• _Problem requirements_: Below are some records: retype them all exactly, but not the pictures.

• _Records to use_:

□ □ □

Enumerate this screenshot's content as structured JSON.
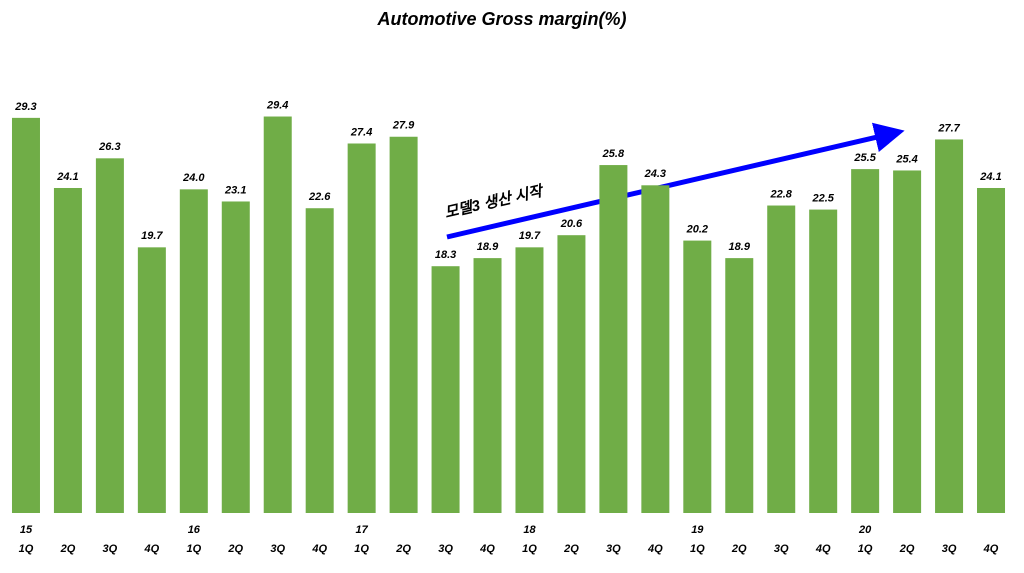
{
  "chart_data": {
    "type": "bar",
    "title": "Automotive  Gross margin(%)",
    "categories": [
      "1Q",
      "2Q",
      "3Q",
      "4Q",
      "1Q",
      "2Q",
      "3Q",
      "4Q",
      "1Q",
      "2Q",
      "3Q",
      "4Q",
      "1Q",
      "2Q",
      "3Q",
      "4Q",
      "1Q",
      "2Q",
      "3Q",
      "4Q",
      "1Q",
      "2Q",
      "3Q",
      "4Q"
    ],
    "year_labels": [
      "15",
      null,
      null,
      null,
      "16",
      null,
      null,
      null,
      "17",
      null,
      null,
      null,
      "18",
      null,
      null,
      null,
      "19",
      null,
      null,
      null,
      "20",
      null,
      null,
      null
    ],
    "values": [
      29.3,
      24.1,
      26.3,
      19.7,
      24.0,
      23.1,
      29.4,
      22.6,
      27.4,
      27.9,
      18.3,
      18.9,
      19.7,
      20.6,
      25.8,
      24.3,
      20.2,
      18.9,
      22.8,
      22.5,
      25.5,
      25.4,
      27.7,
      24.1
    ],
    "value_labels": [
      "29.3",
      "24.1",
      "26.3",
      "19.7",
      "24.0",
      "23.1",
      "29.4",
      "22.6",
      "27.4",
      "27.9",
      "18.3",
      "18.9",
      "19.7",
      "20.6",
      "25.8",
      "24.3",
      "20.2",
      "18.9",
      "22.8",
      "22.5",
      "25.5",
      "25.4",
      "27.7",
      "24.1"
    ],
    "color": "#70ad47",
    "ylim": [
      0,
      35
    ],
    "annotation": "모델3 생산 시작"
  }
}
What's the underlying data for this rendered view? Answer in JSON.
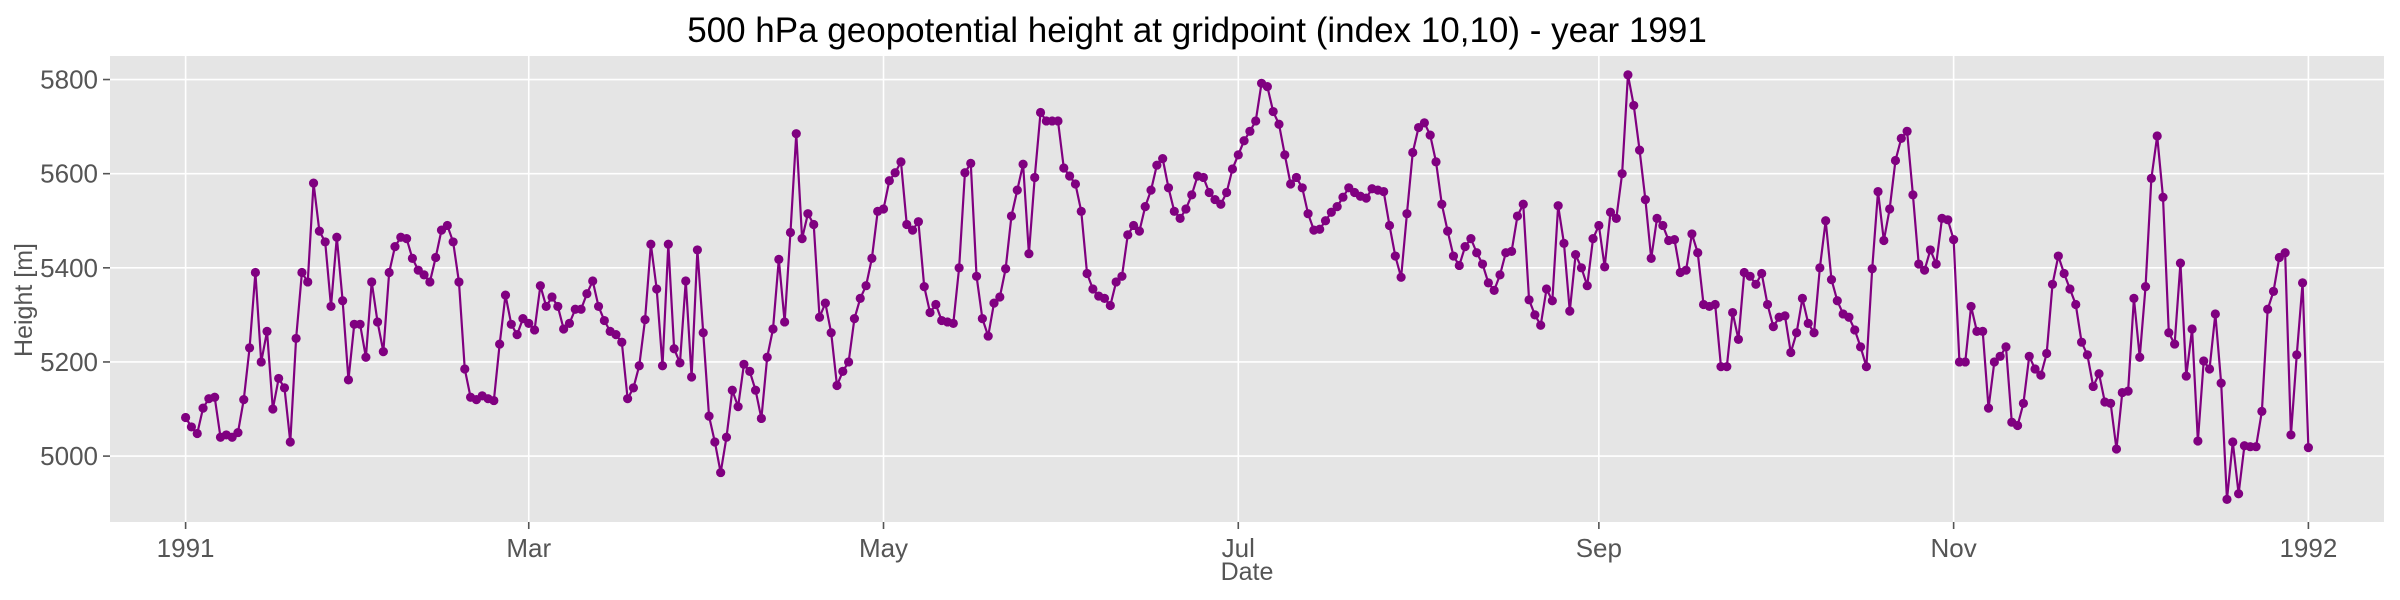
{
  "chart_data": {
    "type": "line",
    "title": "500 hPa geopotential height at gridpoint (index 10,10) - year 1991",
    "xlabel": "Date",
    "ylabel": "Height [m]",
    "x_range": [
      "1990-12-19",
      "1992-01-14"
    ],
    "ylim": [
      4860,
      5850
    ],
    "grid": true,
    "marker": "circle",
    "colors": {
      "series": "#800080",
      "plot_background": "#e5e5e5",
      "grid": "#ffffff",
      "tick_text": "#555555",
      "title_text": "#000000"
    },
    "x_ticks": [
      {
        "date": "1991-01-01",
        "label": "1991"
      },
      {
        "date": "1991-03-01",
        "label": "Mar"
      },
      {
        "date": "1991-05-01",
        "label": "May"
      },
      {
        "date": "1991-07-01",
        "label": "Jul"
      },
      {
        "date": "1991-09-01",
        "label": "Sep"
      },
      {
        "date": "1991-11-01",
        "label": "Nov"
      },
      {
        "date": "1992-01-01",
        "label": "1992"
      }
    ],
    "y_ticks": [
      {
        "value": 5000,
        "label": "5000"
      },
      {
        "value": 5200,
        "label": "5200"
      },
      {
        "value": 5400,
        "label": "5400"
      },
      {
        "value": 5600,
        "label": "5600"
      },
      {
        "value": 5800,
        "label": "5800"
      }
    ],
    "series": [
      {
        "start_date": "1991-01-01",
        "interval": "daily",
        "values": [
          5082,
          5062,
          5048,
          5102,
          5122,
          5125,
          5040,
          5045,
          5040,
          5050,
          5120,
          5230,
          5390,
          5200,
          5265,
          5100,
          5165,
          5145,
          5030,
          5250,
          5390,
          5370,
          5580,
          5478,
          5455,
          5318,
          5465,
          5330,
          5162,
          5280,
          5280,
          5210,
          5370,
          5285,
          5222,
          5390,
          5445,
          5465,
          5462,
          5420,
          5395,
          5385,
          5370,
          5422,
          5480,
          5490,
          5455,
          5370,
          5185,
          5125,
          5120,
          5128,
          5122,
          5118,
          5238,
          5342,
          5280,
          5258,
          5292,
          5282,
          5268,
          5362,
          5318,
          5338,
          5318,
          5270,
          5282,
          5312,
          5312,
          5345,
          5372,
          5318,
          5288,
          5265,
          5258,
          5242,
          5122,
          5145,
          5192,
          5290,
          5450,
          5355,
          5192,
          5450,
          5228,
          5198,
          5372,
          5168,
          5438,
          5262,
          5085,
          5030,
          4965,
          5040,
          5140,
          5105,
          5195,
          5180,
          5140,
          5080,
          5210,
          5270,
          5418,
          5285,
          5475,
          5685,
          5462,
          5515,
          5492,
          5295,
          5325,
          5262,
          5150,
          5180,
          5200,
          5292,
          5335,
          5362,
          5420,
          5520,
          5525,
          5585,
          5602,
          5625,
          5492,
          5480,
          5498,
          5360,
          5305,
          5322,
          5288,
          5285,
          5282,
          5400,
          5602,
          5622,
          5382,
          5292,
          5255,
          5325,
          5338,
          5398,
          5510,
          5565,
          5620,
          5430,
          5592,
          5730,
          5712,
          5712,
          5712,
          5612,
          5595,
          5578,
          5520,
          5388,
          5355,
          5340,
          5335,
          5320,
          5370,
          5382,
          5470,
          5490,
          5478,
          5530,
          5565,
          5618,
          5632,
          5570,
          5520,
          5505,
          5525,
          5555,
          5595,
          5592,
          5560,
          5545,
          5535,
          5560,
          5610,
          5640,
          5670,
          5690,
          5712,
          5792,
          5785,
          5732,
          5705,
          5640,
          5578,
          5592,
          5570,
          5515,
          5480,
          5482,
          5500,
          5518,
          5530,
          5550,
          5570,
          5560,
          5552,
          5548,
          5568,
          5565,
          5562,
          5490,
          5425,
          5380,
          5515,
          5645,
          5698,
          5708,
          5682,
          5625,
          5535,
          5478,
          5425,
          5405,
          5445,
          5462,
          5432,
          5408,
          5368,
          5352,
          5385,
          5432,
          5435,
          5510,
          5535,
          5332,
          5300,
          5278,
          5355,
          5330,
          5532,
          5452,
          5308,
          5428,
          5400,
          5362,
          5462,
          5490,
          5402,
          5518,
          5505,
          5600,
          5810,
          5745,
          5650,
          5545,
          5420,
          5505,
          5490,
          5458,
          5460,
          5390,
          5395,
          5472,
          5432,
          5322,
          5318,
          5322,
          5190,
          5190,
          5305,
          5248,
          5390,
          5382,
          5365,
          5388,
          5322,
          5275,
          5295,
          5298,
          5220,
          5262,
          5335,
          5282,
          5262,
          5400,
          5500,
          5375,
          5330,
          5302,
          5295,
          5268,
          5232,
          5190,
          5398,
          5562,
          5458,
          5525,
          5628,
          5675,
          5690,
          5555,
          5408,
          5395,
          5438,
          5408,
          5505,
          5502,
          5460,
          5200,
          5200,
          5318,
          5265,
          5265,
          5102,
          5200,
          5212,
          5232,
          5072,
          5065,
          5112,
          5212,
          5185,
          5172,
          5218,
          5365,
          5425,
          5388,
          5355,
          5322,
          5242,
          5215,
          5148,
          5175,
          5115,
          5112,
          5015,
          5135,
          5138,
          5335,
          5210,
          5360,
          5590,
          5680,
          5550,
          5262,
          5238,
          5410,
          5170,
          5270,
          5032,
          5202,
          5185,
          5302,
          5155,
          4908,
          5030,
          4920,
          5022,
          5020,
          5020,
          5095,
          5312,
          5350,
          5422,
          5432,
          5045,
          5215,
          5368,
          5018
        ]
      }
    ]
  }
}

□ □ □

• _Solution to the problem_:
Enumerate this screenshot's content as structured JSON.
{
  "chart_data": {
    "type": "bar",
    "title": "Automotive  Gross margin(%)",
    "categories": [
      "1Q",
      "2Q",
      "3Q",
      "4Q",
      "1Q",
      "2Q",
      "3Q",
      "4Q",
      "1Q",
      "2Q",
      "3Q",
      "4Q",
      "1Q",
      "2Q",
      "3Q",
      "4Q",
      "1Q",
      "2Q",
      "3Q",
      "4Q",
      "1Q",
      "2Q",
      "3Q",
      "4Q"
    ],
    "year_labels": [
      "15",
      null,
      null,
      null,
      "16",
      null,
      null,
      null,
      "17",
      null,
      null,
      null,
      "18",
      null,
      null,
      null,
      "19",
      null,
      null,
      null,
      "20",
      null,
      null,
      null
    ],
    "values": [
      29.3,
      24.1,
      26.3,
      19.7,
      24.0,
      23.1,
      29.4,
      22.6,
      27.4,
      27.9,
      18.3,
      18.9,
      19.7,
      20.6,
      25.8,
      24.3,
      20.2,
      18.9,
      22.8,
      22.5,
      25.5,
      25.4,
      27.7,
      24.1
    ],
    "value_labels": [
      "29.3",
      "24.1",
      "26.3",
      "19.7",
      "24.0",
      "23.1",
      "29.4",
      "22.6",
      "27.4",
      "27.9",
      "18.3",
      "18.9",
      "19.7",
      "20.6",
      "25.8",
      "24.3",
      "20.2",
      "18.9",
      "22.8",
      "22.5",
      "25.5",
      "25.4",
      "27.7",
      "24.1"
    ],
    "color": "#70ad47",
    "ylim": [
      0,
      35
    ],
    "annotation": "모델3 생산 시작"
  }
}
What's the underlying data for this rendered view? Answer in JSON.
{
  "chart_data": {
    "type": "line",
    "title": "500 hPa geopotential height at gridpoint (index 10,10) - year 1991",
    "xlabel": "Date",
    "ylabel": "Height [m]",
    "x_range": [
      "1990-12-19",
      "1992-01-14"
    ],
    "ylim": [
      4860,
      5850
    ],
    "grid": true,
    "marker": "circle",
    "colors": {
      "series": "#800080",
      "plot_background": "#e5e5e5",
      "grid": "#ffffff",
      "tick_text": "#555555",
      "title_text": "#000000"
    },
    "x_ticks": [
      {
        "date": "1991-01-01",
        "label": "1991"
      },
      {
        "date": "1991-03-01",
        "label": "Mar"
      },
      {
        "date": "1991-05-01",
        "label": "May"
      },
      {
        "date": "1991-07-01",
        "label": "Jul"
      },
      {
        "date": "1991-09-01",
        "label": "Sep"
      },
      {
        "date": "1991-11-01",
        "label": "Nov"
      },
      {
        "date": "1992-01-01",
        "label": "1992"
      }
    ],
    "y_ticks": [
      {
        "value": 5000,
        "label": "5000"
      },
      {
        "value": 5200,
        "label": "5200"
      },
      {
        "value": 5400,
        "label": "5400"
      },
      {
        "value": 5600,
        "label": "5600"
      },
      {
        "value": 5800,
        "label": "5800"
      }
    ],
    "series": [
      {
        "start_date": "1991-01-01",
        "interval": "daily",
        "values": [
          5082,
          5062,
          5048,
          5102,
          5122,
          5125,
          5040,
          5045,
          5040,
          5050,
          5120,
          5230,
          5390,
          5200,
          5265,
          5100,
          5165,
          5145,
          5030,
          5250,
          5390,
          5370,
          5580,
          5478,
          5455,
          5318,
          5465,
          5330,
          5162,
          5280,
          5280,
          5210,
          5370,
          5285,
          5222,
          5390,
          5445,
          5465,
          5462,
          5420,
          5395,
          5385,
          5370,
          5422,
          5480,
          5490,
          5455,
          5370,
          5185,
          5125,
          5120,
          5128,
          5122,
          5118,
          5238,
          5342,
          5280,
          5258,
          5292,
          5282,
          5268,
          5362,
          5318,
          5338,
          5318,
          5270,
          5282,
          5312,
          5312,
          5345,
          5372,
          5318,
          5288,
          5265,
          5258,
          5242,
          5122,
          5145,
          5192,
          5290,
          5450,
          5355,
          5192,
          5450,
          5228,
          5198,
          5372,
          5168,
          5438,
          5262,
          5085,
          5030,
          4965,
          5040,
          5140,
          5105,
          5195,
          5180,
          5140,
          5080,
          5210,
          5270,
          5418,
          5285,
          5475,
          5685,
          5462,
          5515,
          5492,
          5295,
          5325,
          5262,
          5150,
          5180,
          5200,
          5292,
          5335,
          5362,
          5420,
          5520,
          5525,
          5585,
          5602,
          5625,
          5492,
          5480,
          5498,
          5360,
          5305,
          5322,
          5288,
          5285,
          5282,
          5400,
          5602,
          5622,
          5382,
          5292,
          5255,
          5325,
          5338,
          5398,
          5510,
          5565,
          5620,
          5430,
          5592,
          5730,
          5712,
          5712,
          5712,
          5612,
          5595,
          5578,
          5520,
          5388,
          5355,
          5340,
          5335,
          5320,
          5370,
          5382,
          5470,
          5490,
          5478,
          5530,
          5565,
          5618,
          5632,
          5570,
          5520,
          5505,
          5525,
          5555,
          5595,
          5592,
          5560,
          5545,
          5535,
          5560,
          5610,
          5640,
          5670,
          5690,
          5712,
          5792,
          5785,
          5732,
          5705,
          5640,
          5578,
          5592,
          5570,
          5515,
          5480,
          5482,
          5500,
          5518,
          5530,
          5550,
          5570,
          5560,
          5552,
          5548,
          5568,
          5565,
          5562,
          5490,
          5425,
          5380,
          5515,
          5645,
          5698,
          5708,
          5682,
          5625,
          5535,
          5478,
          5425,
          5405,
          5445,
          5462,
          5432,
          5408,
          5368,
          5352,
          5385,
          5432,
          5435,
          5510,
          5535,
          5332,
          5300,
          5278,
          5355,
          5330,
          5532,
          5452,
          5308,
          5428,
          5400,
          5362,
          5462,
          5490,
          5402,
          5518,
          5505,
          5600,
          5810,
          5745,
          5650,
          5545,
          5420,
          5505,
          5490,
          5458,
          5460,
          5390,
          5395,
          5472,
          5432,
          5322,
          5318,
          5322,
          5190,
          5190,
          5305,
          5248,
          5390,
          5382,
          5365,
          5388,
          5322,
          5275,
          5295,
          5298,
          5220,
          5262,
          5335,
          5282,
          5262,
          5400,
          5500,
          5375,
          5330,
          5302,
          5295,
          5268,
          5232,
          5190,
          5398,
          5562,
          5458,
          5525,
          5628,
          5675,
          5690,
          5555,
          5408,
          5395,
          5438,
          5408,
          5505,
          5502,
          5460,
          5200,
          5200,
          5318,
          5265,
          5265,
          5102,
          5200,
          5212,
          5232,
          5072,
          5065,
          5112,
          5212,
          5185,
          5172,
          5218,
          5365,
          5425,
          5388,
          5355,
          5322,
          5242,
          5215,
          5148,
          5175,
          5115,
          5112,
          5015,
          5135,
          5138,
          5335,
          5210,
          5360,
          5590,
          5680,
          5550,
          5262,
          5238,
          5410,
          5170,
          5270,
          5032,
          5202,
          5185,
          5302,
          5155,
          4908,
          5030,
          4920,
          5022,
          5020,
          5020,
          5095,
          5312,
          5350,
          5422,
          5432,
          5045,
          5215,
          5368,
          5018
        ]
      }
    ]
  }
}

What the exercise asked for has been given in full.